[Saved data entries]

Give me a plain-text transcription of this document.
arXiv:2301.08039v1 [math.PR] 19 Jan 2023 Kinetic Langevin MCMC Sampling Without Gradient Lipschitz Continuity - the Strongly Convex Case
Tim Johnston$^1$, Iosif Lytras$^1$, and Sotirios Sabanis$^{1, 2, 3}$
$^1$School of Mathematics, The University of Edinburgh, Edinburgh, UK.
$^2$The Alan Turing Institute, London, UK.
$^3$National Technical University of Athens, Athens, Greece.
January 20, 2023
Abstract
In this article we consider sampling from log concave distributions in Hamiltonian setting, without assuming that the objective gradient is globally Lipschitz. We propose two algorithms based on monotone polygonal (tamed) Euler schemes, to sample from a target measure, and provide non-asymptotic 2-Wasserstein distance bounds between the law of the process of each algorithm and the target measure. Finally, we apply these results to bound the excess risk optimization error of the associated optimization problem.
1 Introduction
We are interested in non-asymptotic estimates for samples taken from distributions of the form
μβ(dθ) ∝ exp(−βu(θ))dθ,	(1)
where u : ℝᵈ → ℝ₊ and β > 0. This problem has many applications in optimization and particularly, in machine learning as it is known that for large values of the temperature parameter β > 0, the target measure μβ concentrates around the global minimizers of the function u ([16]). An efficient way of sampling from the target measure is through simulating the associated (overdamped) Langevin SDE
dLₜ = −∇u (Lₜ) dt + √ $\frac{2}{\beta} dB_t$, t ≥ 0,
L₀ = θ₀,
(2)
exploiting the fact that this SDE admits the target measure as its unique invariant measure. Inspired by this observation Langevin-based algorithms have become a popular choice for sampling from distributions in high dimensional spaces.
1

* [Task objective] Copy out the material above in its entirety. Every detail must match.

* [Written solution]
Give me a plain-text transcription of this document.
arXiv:2301.08039v1 [math.PR] 19 Jan 2023 Kinetic Langevin MCMC Sampling Without Gradient Lipschitz Continuity - the Strongly Convex Case
Tim Johnston$^1$, Iosif Lytras$^1$, and Sotirios Sabanis$^{1, 2, 3}$
$^1$School of Mathematics, The University of Edinburgh, Edinburgh, UK.
$^2$The Alan Turing Institute, London, UK.
$^3$National Technical University of Athens, Athens, Greece.
January 20, 2023
Abstract
In this article we consider sampling from log concave distributions in Hamiltonian setting, without assuming that the objective gradient is globally Lipschitz. We propose two algorithms based on monotone polygonal (tamed) Euler schemes, to sample from a target measure, and provide non-asymptotic 2-Wasserstein distance bounds between the law of the process of each algorithm and the target measure. Finally, we apply these results to bound the excess risk optimization error of the associated optimization problem.
1 Introduction
We are interested in non-asymptotic estimates for samples taken from distributions of the form
μβ(dθ) ∝ exp(−βu(θ))dθ,	(1)
where u : ℝᵈ → ℝ₊ and β > 0. This problem has many applications in optimization and particularly, in machine learning as it is known that for large values of the temperature parameter β > 0, the target measure μβ concentrates around the global minimizers of the function u ([16]). An efficient way of sampling from the target measure is through simulating the associated (overdamped) Langevin SDE
dLₜ = −∇u (Lₜ) dt + √ $\frac{2}{\beta} dB_t$, t ≥ 0,
L₀ = θ₀,
(2)
exploiting the fact that this SDE admits the target measure as its unique invariant measure. Inspired by this observation Langevin-based algorithms have become a popular choice for sampling from distributions in high dimensional spaces.
1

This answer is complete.